** START OF Material supplied **

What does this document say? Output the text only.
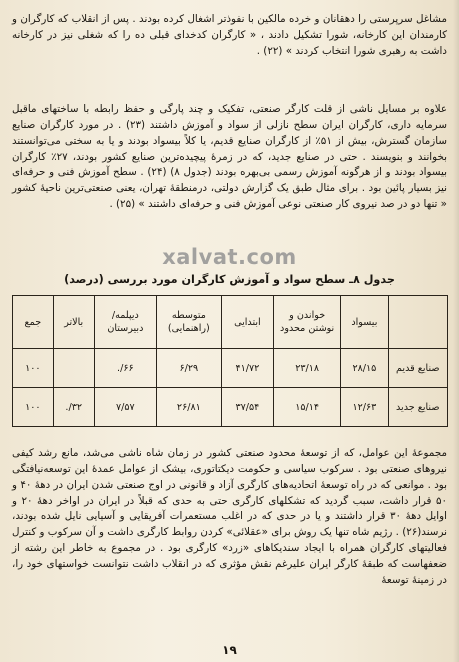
مشاغل سرپرستی را دهقانان و خرده مالکین با نفوذتر اشغال کرده بودند . پس از انقلاب که کارگران و کارمندان این کارخانه، شورا تشکیل دادند ، « کارگران کدخدای قبلی ده را که شغلی نیز در کارخانه داشت به رهبری شورا انتخاب کردند » (۲۲) .

علاوه بر مسایل ناشی از قلت کارگر صنعتی، تفکیک و چند پارگی و حفظ رابطه با ساختهای ماقبل سرمایه داری، کارگران ایران سطح نازلی از سواد و آموزش داشتند (۲۳) . در مورد کارگران صنایع سازمان گسترش، بیش از ۵۱٪ از کارگران صنایع قدیم، یا کلاً بیسواد بودند و یا به سختی می‌توانستند بخوانند و بنویسند . حتی در صنایع جدید، که در زمرهٔ پیچیده‌ترین صنایع کشور بودند، ۲۷٪ کارگران بیسواد بودند و از هرگونه آموزش رسمی بی‌بهره بودند (جدول ۸) (۲۴) . سطح آموزش فنی و حرفه‌ای نیز بسیار پائین بود . برای مثال طبق یک گزارش دولتی، درمنطقهٔ تهران، یعنی صنعتی‌ترین ناحیهٔ کشور « تنها دو در صد نیروی کار صنعتی نوعی آموزش فنی و حرفه‌ای داشتند » (۲۵) .

xalvat.com
جدول ۸ـ سطح سواد و آموزش کارگران مورد بررسی (درصد)
	بیسواد	خواندن و نوشتن محدود	ابتدایی	متوسطه (راهنمایی)	دیپلمه/ دبیرستان	بالاتر	جمع
صنایع قدیم	۲۸/۱۵	۲۳/۱۸	۴۱/۷۲	۶/۲۹	۶۶/.		۱۰۰
صنایع جدید	۱۲/۶۳	۱۵/۱۴	۳۷/۵۴	۲۶/۸۱	۷/۵۷	۳۲/.	۱۰۰

مجموعهٔ این عوامل، که از توسعهٔ محدود صنعتی کشور در زمان شاه ناشی می‌شد، مانع رشد کیفی نیروهای صنعتی بود . سرکوب سیاسی و حکومت دیکتاتوری، بیشک از عوامل عمدهٔ این توسعه‌نیافتگی بود . موانعی که در راه توسعهٔ اتحادیه‌های کارگری آزاد و قانونی در اوج صنعتی شدن ایران در دههٔ ۴۰ و ۵۰ قرار داشت، سبب گردید که تشکلهای کارگری حتی به حدی که قبلاً در ایران در اواخر دههٔ ۲۰ و اوایل دههٔ ۳۰ قرار داشتند و یا در حدی که در اغلب مستعمرات آفریقایی و آسیایی نایل شده بودند، نرسند(۲۶) . رژیم شاه تنها یک روش برای «عقلائی» کردن روابط کارگری داشت و آن سرکوب و کنترل فعالیتهای کارگران همراه با ایجاد سندیکاهای «زرد» کارگری بود . در مجموع به خاطر این رشته از ضعفهاست که طبقهٔ کارگر ایران علیرغم نقش مؤثری که در انقلاب داشت نتوانست خواستهای خود را، در زمینهٔ توسعهٔ

۱۹
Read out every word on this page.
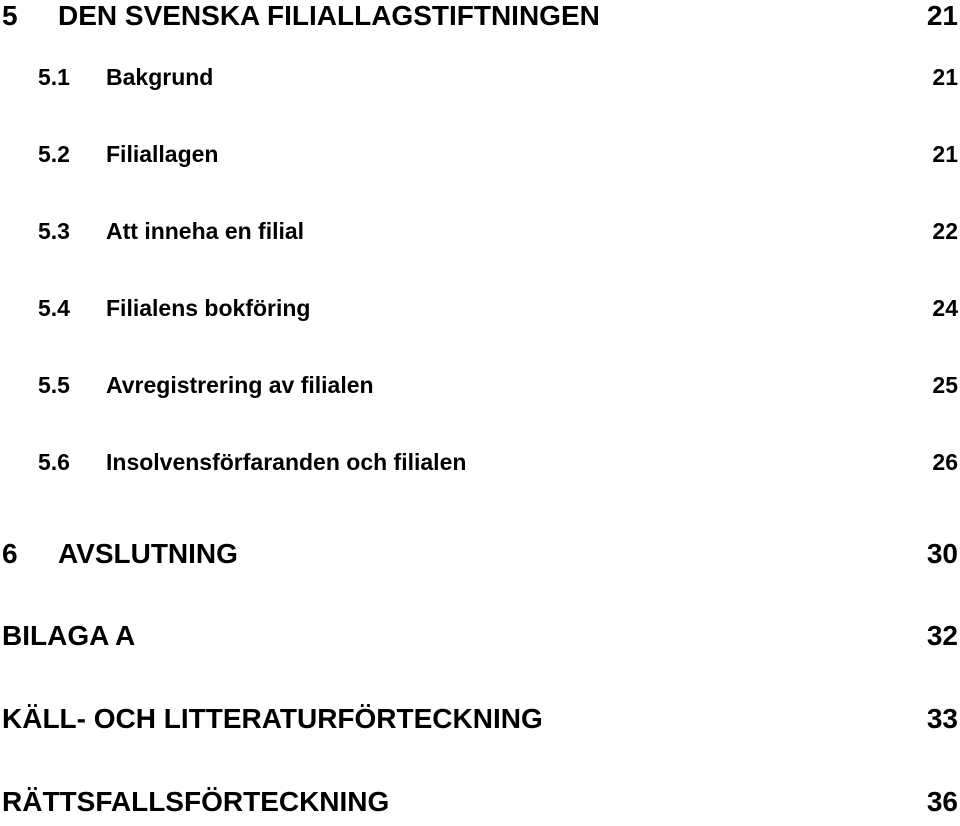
5 DEN SVENSKA FILIALLAGSTIFTNINGEN	21
5.1 Bakgrund	21
5.2 Filiallagen	21
5.3 Att inneha en filial	22
5.4 Filialens bokföring	24
5.5 Avregistrering av filialen	25
5.6 Insolvensförfaranden och filialen	26
6 AVSLUTNING	30
BILAGA A	32
KÄLL- OCH LITTERATURFÖRTECKNING	33
RÄTTSFALLSFÖRTECKNING	36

** END OF Material supplied **

§ Given problem
Give the count of lines in the listing that hold the word "this", with no other text.

§ Right answer
2